■ SHORT PROBLEM
Retype all of the data. Every line must match exactly.

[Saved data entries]
[start]
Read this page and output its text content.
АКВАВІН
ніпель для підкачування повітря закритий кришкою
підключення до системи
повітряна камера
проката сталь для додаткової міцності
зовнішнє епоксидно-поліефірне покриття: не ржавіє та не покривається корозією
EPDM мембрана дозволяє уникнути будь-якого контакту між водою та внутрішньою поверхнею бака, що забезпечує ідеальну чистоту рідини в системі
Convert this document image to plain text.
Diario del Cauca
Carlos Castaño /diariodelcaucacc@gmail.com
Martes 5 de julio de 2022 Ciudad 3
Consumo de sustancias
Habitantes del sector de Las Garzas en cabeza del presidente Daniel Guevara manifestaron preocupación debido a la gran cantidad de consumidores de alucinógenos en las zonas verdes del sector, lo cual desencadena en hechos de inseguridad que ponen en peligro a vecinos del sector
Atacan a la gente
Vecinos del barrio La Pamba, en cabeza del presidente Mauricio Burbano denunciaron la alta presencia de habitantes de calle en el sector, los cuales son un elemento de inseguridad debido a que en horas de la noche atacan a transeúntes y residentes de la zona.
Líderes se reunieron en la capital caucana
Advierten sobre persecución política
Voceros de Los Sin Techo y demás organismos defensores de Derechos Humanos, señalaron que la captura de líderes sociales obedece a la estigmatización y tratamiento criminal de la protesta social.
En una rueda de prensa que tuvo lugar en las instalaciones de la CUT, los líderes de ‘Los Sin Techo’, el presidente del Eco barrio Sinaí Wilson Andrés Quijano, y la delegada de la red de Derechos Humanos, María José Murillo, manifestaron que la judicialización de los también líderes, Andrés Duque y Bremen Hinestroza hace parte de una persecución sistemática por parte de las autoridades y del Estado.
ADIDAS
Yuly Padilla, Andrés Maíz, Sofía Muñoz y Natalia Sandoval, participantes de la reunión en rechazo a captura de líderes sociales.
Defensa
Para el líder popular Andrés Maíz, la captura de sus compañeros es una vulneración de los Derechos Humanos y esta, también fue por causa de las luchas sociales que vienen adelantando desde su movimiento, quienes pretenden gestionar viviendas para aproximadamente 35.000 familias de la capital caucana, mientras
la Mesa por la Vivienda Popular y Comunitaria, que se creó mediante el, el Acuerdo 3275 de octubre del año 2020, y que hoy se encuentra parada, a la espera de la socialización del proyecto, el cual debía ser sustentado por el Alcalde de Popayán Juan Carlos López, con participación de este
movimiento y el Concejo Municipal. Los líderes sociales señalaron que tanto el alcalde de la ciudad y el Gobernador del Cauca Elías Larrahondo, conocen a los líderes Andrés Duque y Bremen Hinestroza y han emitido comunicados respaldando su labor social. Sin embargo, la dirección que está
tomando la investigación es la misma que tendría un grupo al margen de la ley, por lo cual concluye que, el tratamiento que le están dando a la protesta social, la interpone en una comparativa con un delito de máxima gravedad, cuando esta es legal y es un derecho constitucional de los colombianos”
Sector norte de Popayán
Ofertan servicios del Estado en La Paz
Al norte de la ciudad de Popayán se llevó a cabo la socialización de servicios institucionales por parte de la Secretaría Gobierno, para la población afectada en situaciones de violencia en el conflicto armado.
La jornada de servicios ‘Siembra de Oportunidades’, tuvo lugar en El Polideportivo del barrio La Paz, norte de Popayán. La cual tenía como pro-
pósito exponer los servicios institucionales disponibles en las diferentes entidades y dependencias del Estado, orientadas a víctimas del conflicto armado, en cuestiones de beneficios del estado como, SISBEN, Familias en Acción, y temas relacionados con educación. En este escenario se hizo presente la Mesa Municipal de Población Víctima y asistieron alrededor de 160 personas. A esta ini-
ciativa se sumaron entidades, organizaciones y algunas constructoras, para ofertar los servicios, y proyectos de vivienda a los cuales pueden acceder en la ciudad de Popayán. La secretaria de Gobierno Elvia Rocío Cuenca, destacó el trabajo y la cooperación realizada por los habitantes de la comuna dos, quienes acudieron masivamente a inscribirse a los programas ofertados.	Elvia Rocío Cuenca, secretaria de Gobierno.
[end]
■ EXERCISE RESPONSE
Read this page and output its text content.
АКВАВІН
ніпель для підкачування повітря закритий кришкою
підключення до системи
повітряна камера
проката сталь для додаткової міцності
зовнішнє епоксидно-поліефірне покриття: не ржавіє та не покривається корозією
EPDM мембрана дозволяє уникнути будь-якого контакту між водою та внутрішньою поверхнею бака, що забезпечує ідеальну чистоту рідини в системі
Convert this document image to plain text.
Diario del Cauca
Carlos Castaño /diariodelcaucacc@gmail.com
Martes 5 de julio de 2022 Ciudad 3
Consumo de sustancias
Habitantes del sector de Las Garzas en cabeza del presidente Daniel Guevara manifestaron preocupación debido a la gran cantidad de consumidores de alucinógenos en las zonas verdes del sector, lo cual desencadena en hechos de inseguridad que ponen en peligro a vecinos del sector
Atacan a la gente
Vecinos del barrio La Pamba, en cabeza del presidente Mauricio Burbano denunciaron la alta presencia de habitantes de calle en el sector, los cuales son un elemento de inseguridad debido a que en horas de la noche atacan a transeúntes y residentes de la zona.
Líderes se reunieron en la capital caucana
Advierten sobre persecución política
Voceros de Los Sin Techo y demás organismos defensores de Derechos Humanos, señalaron que la captura de líderes sociales obedece a la estigmatización y tratamiento criminal de la protesta social.
En una rueda de prensa que tuvo lugar en las instalaciones de la CUT, los líderes de ‘Los Sin Techo’, el presidente del Eco barrio Sinaí Wilson Andrés Quijano, y la delegada de la red de Derechos Humanos, María José Murillo, manifestaron que la judicialización de los también líderes, Andrés Duque y Bremen Hinestroza hace parte de una persecución sistemática por parte de las autoridades y del Estado.
ADIDAS
Yuly Padilla, Andrés Maíz, Sofía Muñoz y Natalia Sandoval, participantes de la reunión en rechazo a captura de líderes sociales.
Defensa
Para el líder popular Andrés Maíz, la captura de sus compañeros es una vulneración de los Derechos Humanos y esta, también fue por causa de las luchas sociales que vienen adelantando desde su movimiento, quienes pretenden gestionar viviendas para aproximadamente 35.000 familias de la capital caucana, mientras
la Mesa por la Vivienda Popular y Comunitaria, que se creó mediante el, el Acuerdo 3275 de octubre del año 2020, y que hoy se encuentra parada, a la espera de la socialización del proyecto, el cual debía ser sustentado por el Alcalde de Popayán Juan Carlos López, con participación de este
movimiento y el Concejo Municipal. Los líderes sociales señalaron que tanto el alcalde de la ciudad y el Gobernador del Cauca Elías Larrahondo, conocen a los líderes Andrés Duque y Bremen Hinestroza y han emitido comunicados respaldando su labor social. Sin embargo, la dirección que está
tomando la investigación es la misma que tendría un grupo al margen de la ley, por lo cual concluye que, el tratamiento que le están dando a la protesta social, la interpone en una comparativa con un delito de máxima gravedad, cuando esta es legal y es un derecho constitucional de los colombianos”
Sector norte de Popayán
Ofertan servicios del Estado en La Paz
Al norte de la ciudad de Popayán se llevó a cabo la socialización de servicios institucionales por parte de la Secretaría Gobierno, para la población afectada en situaciones de violencia en el conflicto armado.
La jornada de servicios ‘Siembra de Oportunidades’, tuvo lugar en El Polideportivo del barrio La Paz, norte de Popayán. La cual tenía como pro-
pósito exponer los servicios institucionales disponibles en las diferentes entidades y dependencias del Estado, orientadas a víctimas del conflicto armado, en cuestiones de beneficios del estado como, SISBEN, Familias en Acción, y temas relacionados con educación. En este escenario se hizo presente la Mesa Municipal de Población Víctima y asistieron alrededor de 160 personas. A esta ini-
ciativa se sumaron entidades, organizaciones y algunas constructoras, para ofertar los servicios, y proyectos de vivienda a los cuales pueden acceder en la ciudad de Popayán. La secretaria de Gobierno Elvia Rocío Cuenca, destacó el trabajo y la cooperación realizada por los habitantes de la comuna dos, quienes acudieron masivamente a inscribirse a los programas ofertados.	Elvia Rocío Cuenca, secretaria de Gobierno.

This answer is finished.